— Start —
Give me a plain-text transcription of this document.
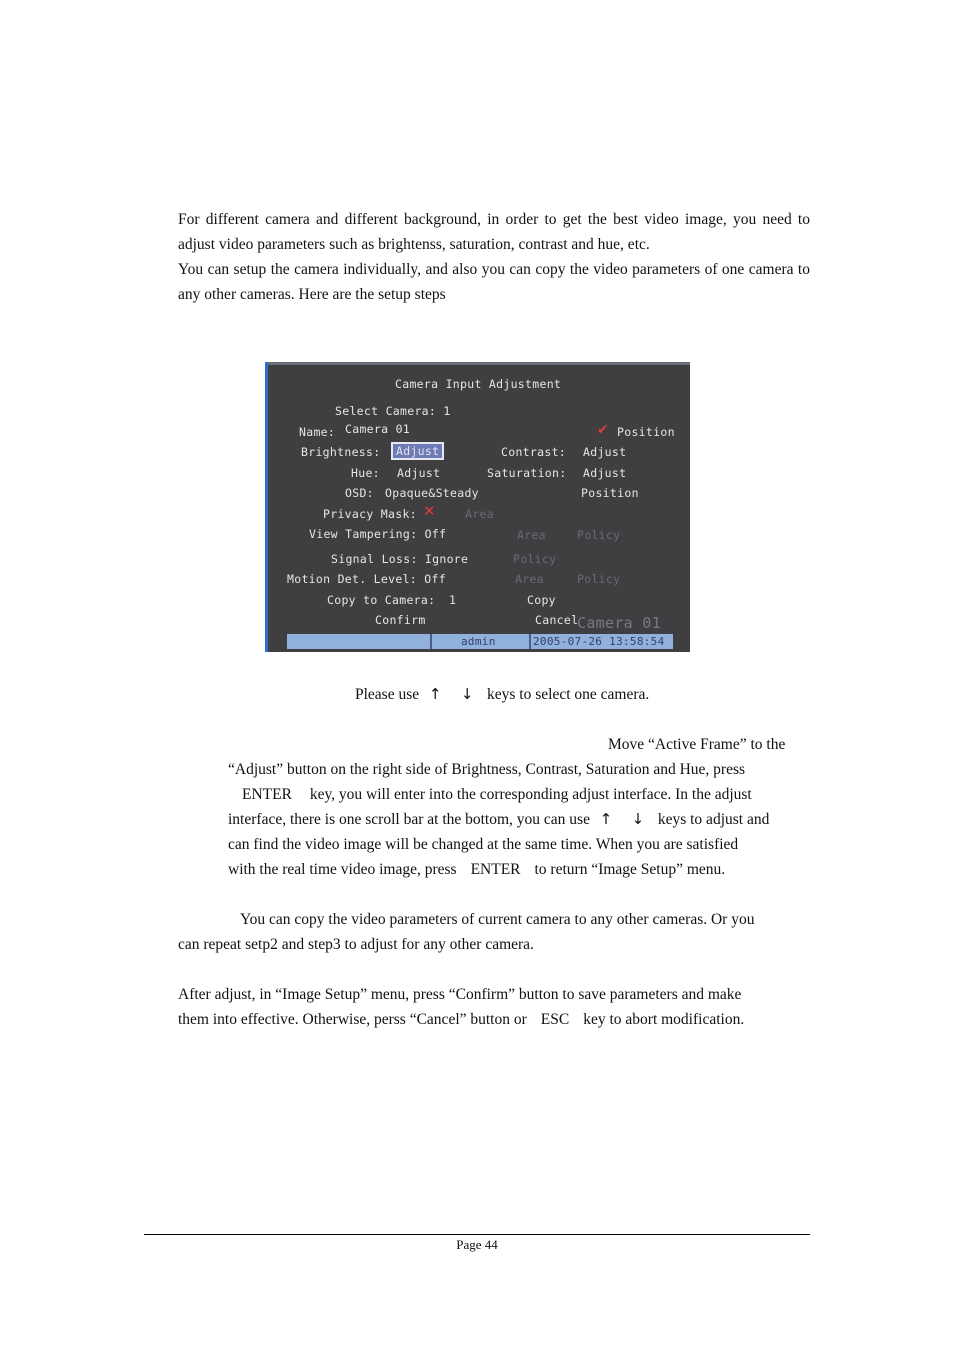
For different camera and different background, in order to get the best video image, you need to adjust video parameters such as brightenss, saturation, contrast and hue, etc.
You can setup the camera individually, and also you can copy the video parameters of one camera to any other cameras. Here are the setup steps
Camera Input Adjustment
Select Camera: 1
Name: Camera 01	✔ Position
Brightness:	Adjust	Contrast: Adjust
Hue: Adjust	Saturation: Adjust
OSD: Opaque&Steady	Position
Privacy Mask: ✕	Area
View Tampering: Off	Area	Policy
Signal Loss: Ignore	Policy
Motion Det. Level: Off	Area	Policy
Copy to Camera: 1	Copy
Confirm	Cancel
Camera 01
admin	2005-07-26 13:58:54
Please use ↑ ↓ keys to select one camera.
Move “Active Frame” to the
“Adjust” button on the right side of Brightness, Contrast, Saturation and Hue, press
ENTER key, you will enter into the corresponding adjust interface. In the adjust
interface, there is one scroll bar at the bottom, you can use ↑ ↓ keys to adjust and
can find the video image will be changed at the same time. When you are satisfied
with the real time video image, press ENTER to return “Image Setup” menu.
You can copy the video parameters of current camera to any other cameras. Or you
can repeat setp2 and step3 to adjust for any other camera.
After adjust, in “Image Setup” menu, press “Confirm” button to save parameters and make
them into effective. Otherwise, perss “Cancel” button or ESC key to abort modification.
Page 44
— End —
◆ **What you need to do**: Reproduce all of the entries word for word, skipping any pictures they hold.

◆ **Written response**:
Give me a plain-text transcription of this document.
For different camera and different background, in order to get the best video image, you need to adjust video parameters such as brightenss, saturation, contrast and hue, etc.
You can setup the camera individually, and also you can copy the video parameters of one camera to any other cameras. Here are the setup steps
Camera Input Adjustment
Select Camera: 1
Name: Camera 01	✔ Position
Brightness:	Adjust	Contrast: Adjust
Hue: Adjust	Saturation: Adjust
OSD: Opaque&Steady	Position
Privacy Mask: ✕	Area
View Tampering: Off	Area	Policy
Signal Loss: Ignore	Policy
Motion Det. Level: Off	Area	Policy
Copy to Camera: 1	Copy
Confirm	Cancel
Camera 01
admin	2005-07-26 13:58:54
Please use ↑ ↓ keys to select one camera.
Move “Active Frame” to the
“Adjust” button on the right side of Brightness, Contrast, Saturation and Hue, press
ENTER key, you will enter into the corresponding adjust interface. In the adjust
interface, there is one scroll bar at the bottom, you can use ↑ ↓ keys to adjust and
can find the video image will be changed at the same time. When you are satisfied
with the real time video image, press ENTER to return “Image Setup” menu.
You can copy the video parameters of current camera to any other cameras. Or you
can repeat setp2 and step3 to adjust for any other camera.
After adjust, in “Image Setup” menu, press “Confirm” button to save parameters and make
them into effective. Otherwise, perss “Cancel” button or ESC key to abort modification.
Page 44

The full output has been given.